_What is expected_. Repeat all the material exactly; pictures stay out of your copy.

Records from a data collection:
**********
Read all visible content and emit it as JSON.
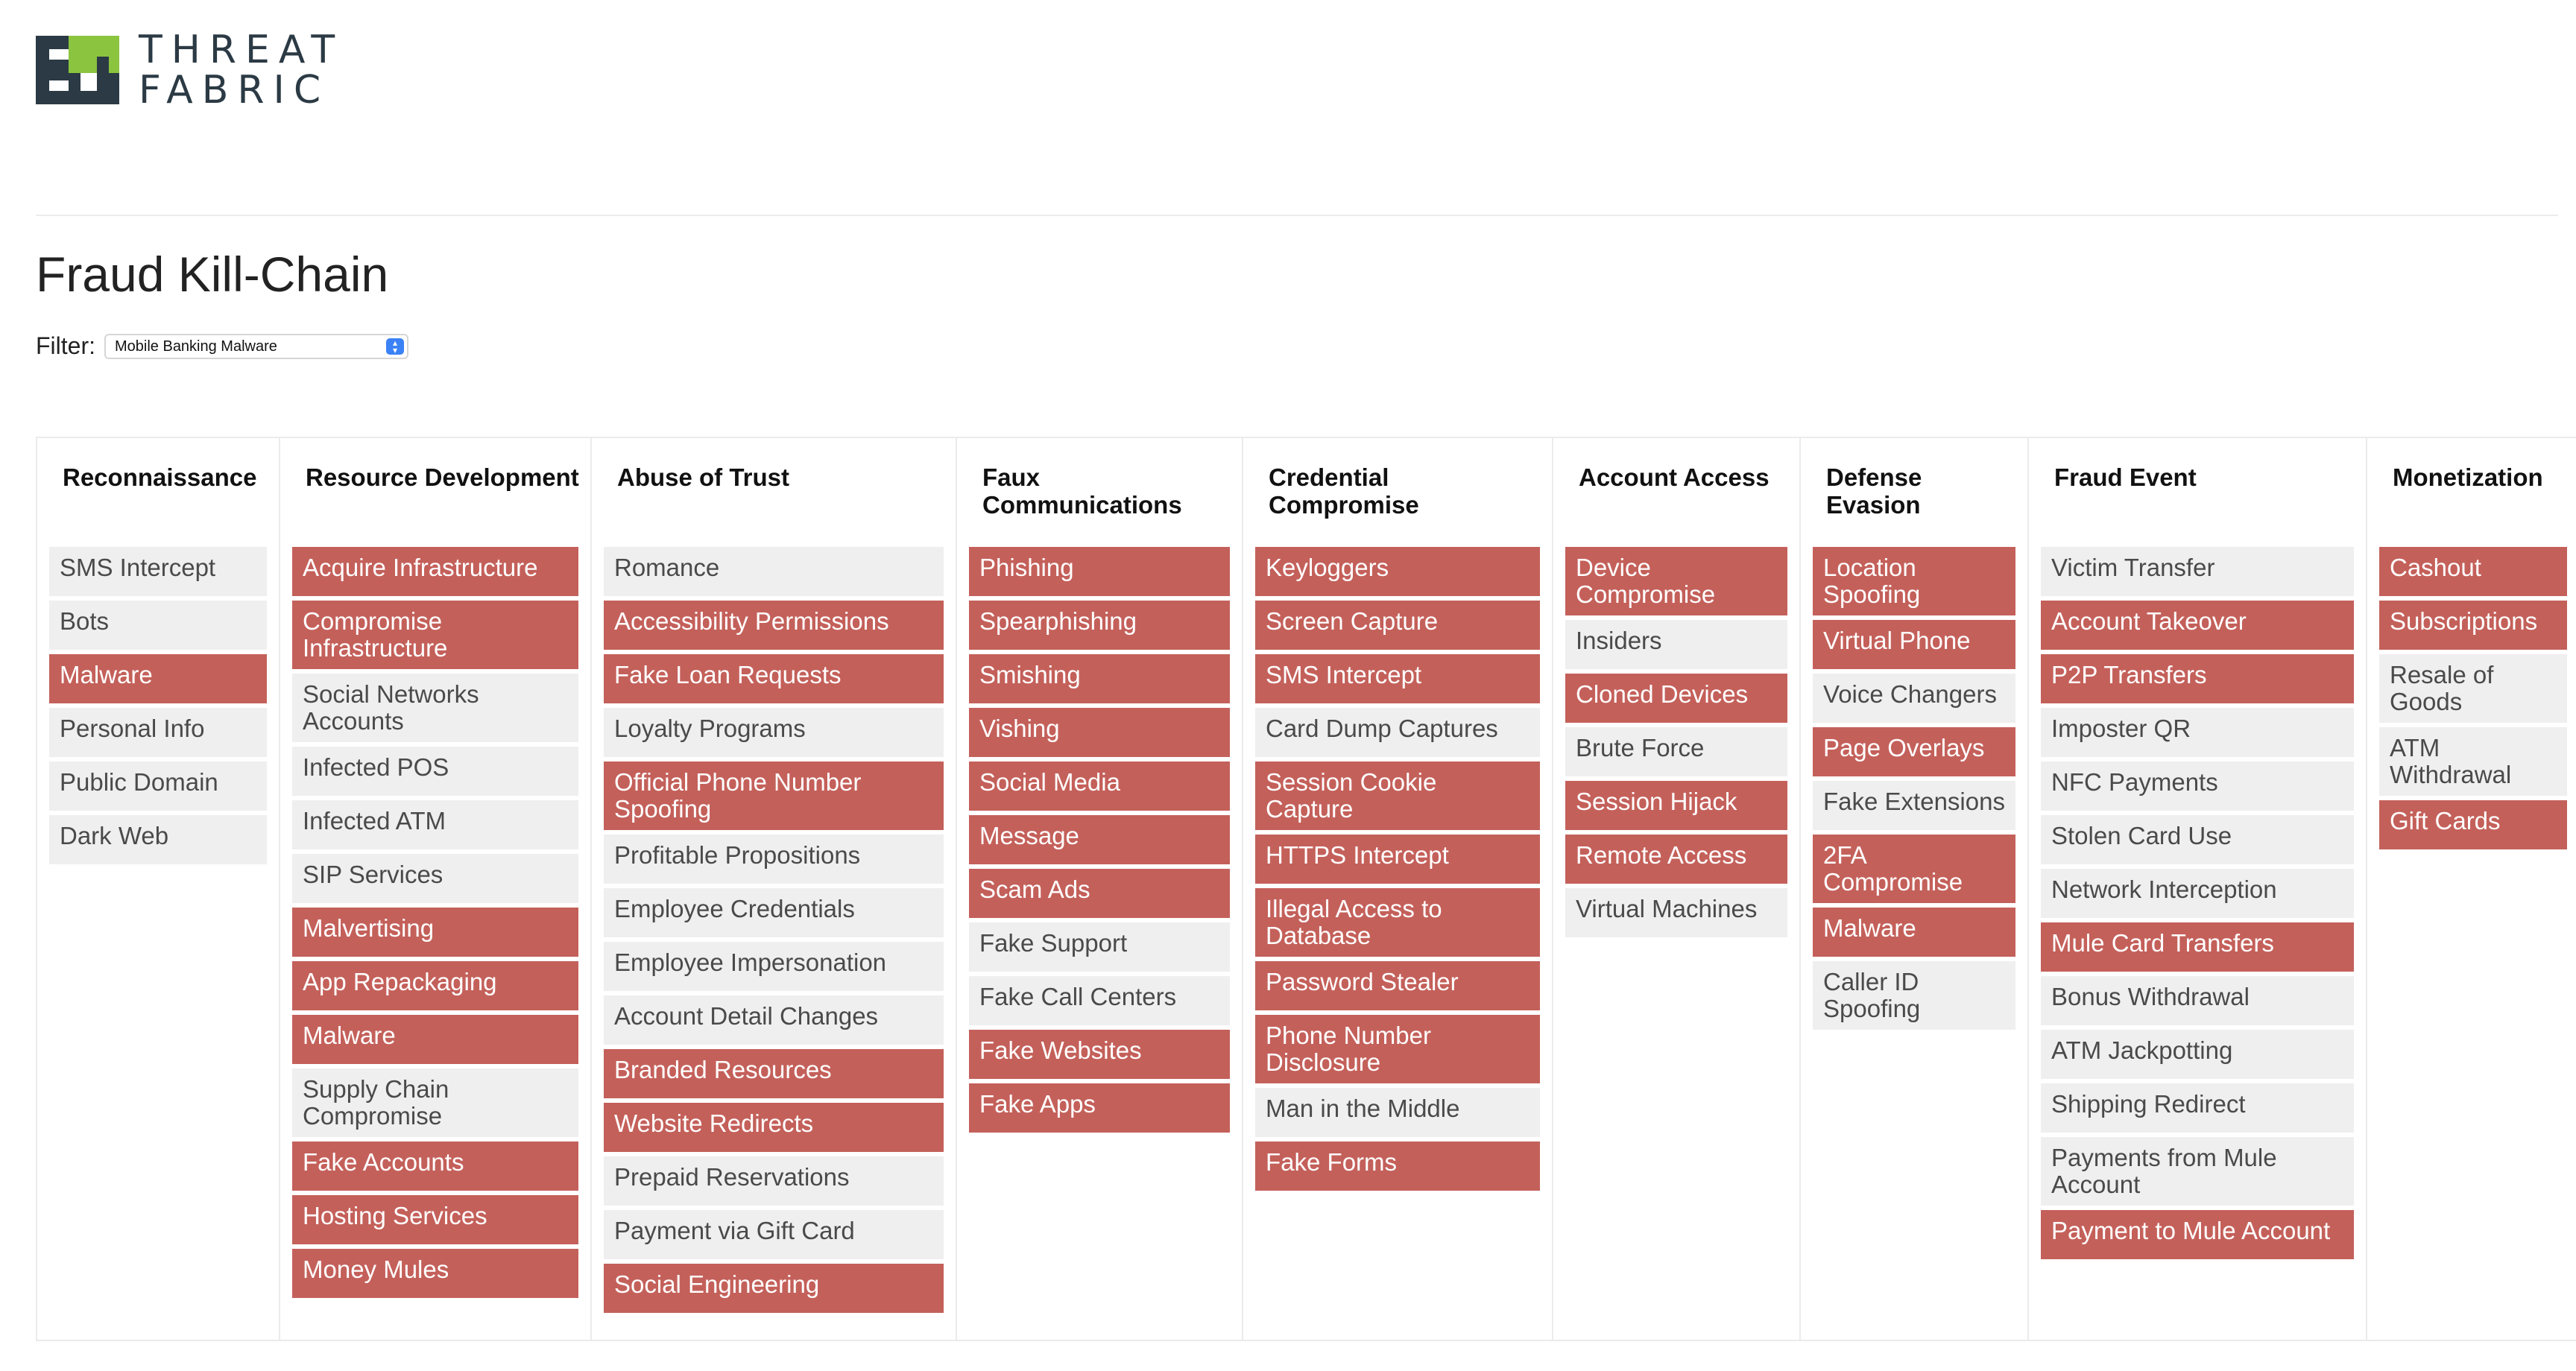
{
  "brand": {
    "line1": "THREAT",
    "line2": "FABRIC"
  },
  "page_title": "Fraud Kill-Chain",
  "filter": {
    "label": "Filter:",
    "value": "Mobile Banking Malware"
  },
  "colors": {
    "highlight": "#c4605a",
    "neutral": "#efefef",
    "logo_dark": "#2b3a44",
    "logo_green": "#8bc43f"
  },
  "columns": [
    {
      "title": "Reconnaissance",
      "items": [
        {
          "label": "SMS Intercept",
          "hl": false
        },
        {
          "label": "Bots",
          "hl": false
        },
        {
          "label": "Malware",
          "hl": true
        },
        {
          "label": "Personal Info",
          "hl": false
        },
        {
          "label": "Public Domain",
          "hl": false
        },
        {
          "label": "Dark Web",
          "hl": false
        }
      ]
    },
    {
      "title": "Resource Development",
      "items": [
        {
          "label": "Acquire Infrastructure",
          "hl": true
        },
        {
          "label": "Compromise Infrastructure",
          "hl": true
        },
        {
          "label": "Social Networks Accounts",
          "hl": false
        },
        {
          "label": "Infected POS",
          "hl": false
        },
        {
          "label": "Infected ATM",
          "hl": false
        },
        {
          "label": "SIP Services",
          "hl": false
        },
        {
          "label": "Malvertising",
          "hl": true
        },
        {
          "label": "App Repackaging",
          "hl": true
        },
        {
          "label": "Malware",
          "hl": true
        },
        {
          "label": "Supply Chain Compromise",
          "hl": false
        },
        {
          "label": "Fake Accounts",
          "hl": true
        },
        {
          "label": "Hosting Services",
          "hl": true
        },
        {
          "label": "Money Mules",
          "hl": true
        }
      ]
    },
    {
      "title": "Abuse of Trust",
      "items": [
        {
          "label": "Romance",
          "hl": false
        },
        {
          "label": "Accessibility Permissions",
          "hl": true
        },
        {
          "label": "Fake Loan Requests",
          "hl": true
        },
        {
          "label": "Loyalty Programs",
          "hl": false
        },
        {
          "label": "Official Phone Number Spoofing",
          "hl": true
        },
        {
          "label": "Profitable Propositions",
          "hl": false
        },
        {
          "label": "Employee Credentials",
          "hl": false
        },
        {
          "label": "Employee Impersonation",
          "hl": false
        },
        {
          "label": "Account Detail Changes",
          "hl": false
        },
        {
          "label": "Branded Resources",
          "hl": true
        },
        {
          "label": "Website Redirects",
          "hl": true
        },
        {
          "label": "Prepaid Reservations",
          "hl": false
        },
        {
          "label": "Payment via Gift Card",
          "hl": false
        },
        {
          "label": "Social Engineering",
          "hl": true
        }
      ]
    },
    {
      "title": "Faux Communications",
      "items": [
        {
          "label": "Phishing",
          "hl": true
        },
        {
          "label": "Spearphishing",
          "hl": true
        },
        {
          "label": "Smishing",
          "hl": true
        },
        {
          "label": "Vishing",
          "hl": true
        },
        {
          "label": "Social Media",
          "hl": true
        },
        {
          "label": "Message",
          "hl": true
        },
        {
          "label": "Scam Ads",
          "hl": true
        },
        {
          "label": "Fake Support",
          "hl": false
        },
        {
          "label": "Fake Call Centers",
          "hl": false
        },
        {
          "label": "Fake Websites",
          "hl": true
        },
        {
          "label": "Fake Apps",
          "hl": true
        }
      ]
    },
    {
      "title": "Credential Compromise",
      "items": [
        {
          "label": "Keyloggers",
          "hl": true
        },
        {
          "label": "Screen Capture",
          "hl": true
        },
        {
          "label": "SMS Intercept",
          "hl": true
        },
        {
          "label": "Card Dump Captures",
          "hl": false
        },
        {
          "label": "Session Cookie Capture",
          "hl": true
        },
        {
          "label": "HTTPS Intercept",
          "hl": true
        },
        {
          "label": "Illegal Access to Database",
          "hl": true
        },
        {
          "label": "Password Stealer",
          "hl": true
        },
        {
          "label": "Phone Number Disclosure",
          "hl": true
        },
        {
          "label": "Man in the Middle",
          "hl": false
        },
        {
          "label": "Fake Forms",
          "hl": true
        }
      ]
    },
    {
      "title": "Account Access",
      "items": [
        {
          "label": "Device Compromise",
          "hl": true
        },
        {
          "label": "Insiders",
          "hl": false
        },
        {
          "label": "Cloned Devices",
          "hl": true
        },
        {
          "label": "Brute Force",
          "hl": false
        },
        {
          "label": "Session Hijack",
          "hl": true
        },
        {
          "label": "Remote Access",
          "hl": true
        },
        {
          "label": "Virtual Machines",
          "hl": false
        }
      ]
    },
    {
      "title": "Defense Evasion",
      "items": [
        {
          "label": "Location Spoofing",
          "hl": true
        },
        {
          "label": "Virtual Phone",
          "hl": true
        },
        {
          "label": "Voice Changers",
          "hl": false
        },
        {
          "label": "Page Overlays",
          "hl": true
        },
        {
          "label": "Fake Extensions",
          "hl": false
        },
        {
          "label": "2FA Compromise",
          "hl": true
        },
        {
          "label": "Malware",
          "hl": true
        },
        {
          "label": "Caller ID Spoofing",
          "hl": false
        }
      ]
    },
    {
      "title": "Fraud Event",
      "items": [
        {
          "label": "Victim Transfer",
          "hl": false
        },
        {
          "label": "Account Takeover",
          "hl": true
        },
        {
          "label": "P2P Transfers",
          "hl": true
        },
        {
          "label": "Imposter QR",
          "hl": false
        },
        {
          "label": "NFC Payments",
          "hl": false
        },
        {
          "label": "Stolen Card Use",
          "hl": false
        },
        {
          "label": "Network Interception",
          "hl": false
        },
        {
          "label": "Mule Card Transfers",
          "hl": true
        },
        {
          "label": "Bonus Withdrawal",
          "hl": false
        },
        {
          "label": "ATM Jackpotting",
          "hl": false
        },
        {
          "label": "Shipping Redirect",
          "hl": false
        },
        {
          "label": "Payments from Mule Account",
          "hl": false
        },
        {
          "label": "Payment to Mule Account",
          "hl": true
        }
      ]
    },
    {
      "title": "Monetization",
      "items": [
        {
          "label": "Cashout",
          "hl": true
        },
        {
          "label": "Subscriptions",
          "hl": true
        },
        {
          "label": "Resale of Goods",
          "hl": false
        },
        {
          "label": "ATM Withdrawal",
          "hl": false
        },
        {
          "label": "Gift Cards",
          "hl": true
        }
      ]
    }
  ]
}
**********
_Full output_.
Read all visible content and emit it as JSON.
{
  "brand": {
    "line1": "THREAT",
    "line2": "FABRIC"
  },
  "page_title": "Fraud Kill-Chain",
  "filter": {
    "label": "Filter:",
    "value": "Mobile Banking Malware"
  },
  "colors": {
    "highlight": "#c4605a",
    "neutral": "#efefef",
    "logo_dark": "#2b3a44",
    "logo_green": "#8bc43f"
  },
  "columns": [
    {
      "title": "Reconnaissance",
      "items": [
        {
          "label": "SMS Intercept",
          "hl": false
        },
        {
          "label": "Bots",
          "hl": false
        },
        {
          "label": "Malware",
          "hl": true
        },
        {
          "label": "Personal Info",
          "hl": false
        },
        {
          "label": "Public Domain",
          "hl": false
        },
        {
          "label": "Dark Web",
          "hl": false
        }
      ]
    },
    {
      "title": "Resource Development",
      "items": [
        {
          "label": "Acquire Infrastructure",
          "hl": true
        },
        {
          "label": "Compromise Infrastructure",
          "hl": true
        },
        {
          "label": "Social Networks Accounts",
          "hl": false
        },
        {
          "label": "Infected POS",
          "hl": false
        },
        {
          "label": "Infected ATM",
          "hl": false
        },
        {
          "label": "SIP Services",
          "hl": false
        },
        {
          "label": "Malvertising",
          "hl": true
        },
        {
          "label": "App Repackaging",
          "hl": true
        },
        {
          "label": "Malware",
          "hl": true
        },
        {
          "label": "Supply Chain Compromise",
          "hl": false
        },
        {
          "label": "Fake Accounts",
          "hl": true
        },
        {
          "label": "Hosting Services",
          "hl": true
        },
        {
          "label": "Money Mules",
          "hl": true
        }
      ]
    },
    {
      "title": "Abuse of Trust",
      "items": [
        {
          "label": "Romance",
          "hl": false
        },
        {
          "label": "Accessibility Permissions",
          "hl": true
        },
        {
          "label": "Fake Loan Requests",
          "hl": true
        },
        {
          "label": "Loyalty Programs",
          "hl": false
        },
        {
          "label": "Official Phone Number Spoofing",
          "hl": true
        },
        {
          "label": "Profitable Propositions",
          "hl": false
        },
        {
          "label": "Employee Credentials",
          "hl": false
        },
        {
          "label": "Employee Impersonation",
          "hl": false
        },
        {
          "label": "Account Detail Changes",
          "hl": false
        },
        {
          "label": "Branded Resources",
          "hl": true
        },
        {
          "label": "Website Redirects",
          "hl": true
        },
        {
          "label": "Prepaid Reservations",
          "hl": false
        },
        {
          "label": "Payment via Gift Card",
          "hl": false
        },
        {
          "label": "Social Engineering",
          "hl": true
        }
      ]
    },
    {
      "title": "Faux Communications",
      "items": [
        {
          "label": "Phishing",
          "hl": true
        },
        {
          "label": "Spearphishing",
          "hl": true
        },
        {
          "label": "Smishing",
          "hl": true
        },
        {
          "label": "Vishing",
          "hl": true
        },
        {
          "label": "Social Media",
          "hl": true
        },
        {
          "label": "Message",
          "hl": true
        },
        {
          "label": "Scam Ads",
          "hl": true
        },
        {
          "label": "Fake Support",
          "hl": false
        },
        {
          "label": "Fake Call Centers",
          "hl": false
        },
        {
          "label": "Fake Websites",
          "hl": true
        },
        {
          "label": "Fake Apps",
          "hl": true
        }
      ]
    },
    {
      "title": "Credential Compromise",
      "items": [
        {
          "label": "Keyloggers",
          "hl": true
        },
        {
          "label": "Screen Capture",
          "hl": true
        },
        {
          "label": "SMS Intercept",
          "hl": true
        },
        {
          "label": "Card Dump Captures",
          "hl": false
        },
        {
          "label": "Session Cookie Capture",
          "hl": true
        },
        {
          "label": "HTTPS Intercept",
          "hl": true
        },
        {
          "label": "Illegal Access to Database",
          "hl": true
        },
        {
          "label": "Password Stealer",
          "hl": true
        },
        {
          "label": "Phone Number Disclosure",
          "hl": true
        },
        {
          "label": "Man in the Middle",
          "hl": false
        },
        {
          "label": "Fake Forms",
          "hl": true
        }
      ]
    },
    {
      "title": "Account Access",
      "items": [
        {
          "label": "Device Compromise",
          "hl": true
        },
        {
          "label": "Insiders",
          "hl": false
        },
        {
          "label": "Cloned Devices",
          "hl": true
        },
        {
          "label": "Brute Force",
          "hl": false
        },
        {
          "label": "Session Hijack",
          "hl": true
        },
        {
          "label": "Remote Access",
          "hl": true
        },
        {
          "label": "Virtual Machines",
          "hl": false
        }
      ]
    },
    {
      "title": "Defense Evasion",
      "items": [
        {
          "label": "Location Spoofing",
          "hl": true
        },
        {
          "label": "Virtual Phone",
          "hl": true
        },
        {
          "label": "Voice Changers",
          "hl": false
        },
        {
          "label": "Page Overlays",
          "hl": true
        },
        {
          "label": "Fake Extensions",
          "hl": false
        },
        {
          "label": "2FA Compromise",
          "hl": true
        },
        {
          "label": "Malware",
          "hl": true
        },
        {
          "label": "Caller ID Spoofing",
          "hl": false
        }
      ]
    },
    {
      "title": "Fraud Event",
      "items": [
        {
          "label": "Victim Transfer",
          "hl": false
        },
        {
          "label": "Account Takeover",
          "hl": true
        },
        {
          "label": "P2P Transfers",
          "hl": true
        },
        {
          "label": "Imposter QR",
          "hl": false
        },
        {
          "label": "NFC Payments",
          "hl": false
        },
        {
          "label": "Stolen Card Use",
          "hl": false
        },
        {
          "label": "Network Interception",
          "hl": false
        },
        {
          "label": "Mule Card Transfers",
          "hl": true
        },
        {
          "label": "Bonus Withdrawal",
          "hl": false
        },
        {
          "label": "ATM Jackpotting",
          "hl": false
        },
        {
          "label": "Shipping Redirect",
          "hl": false
        },
        {
          "label": "Payments from Mule Account",
          "hl": false
        },
        {
          "label": "Payment to Mule Account",
          "hl": true
        }
      ]
    },
    {
      "title": "Monetization",
      "items": [
        {
          "label": "Cashout",
          "hl": true
        },
        {
          "label": "Subscriptions",
          "hl": true
        },
        {
          "label": "Resale of Goods",
          "hl": false
        },
        {
          "label": "ATM Withdrawal",
          "hl": false
        },
        {
          "label": "Gift Cards",
          "hl": true
        }
      ]
    }
  ]
}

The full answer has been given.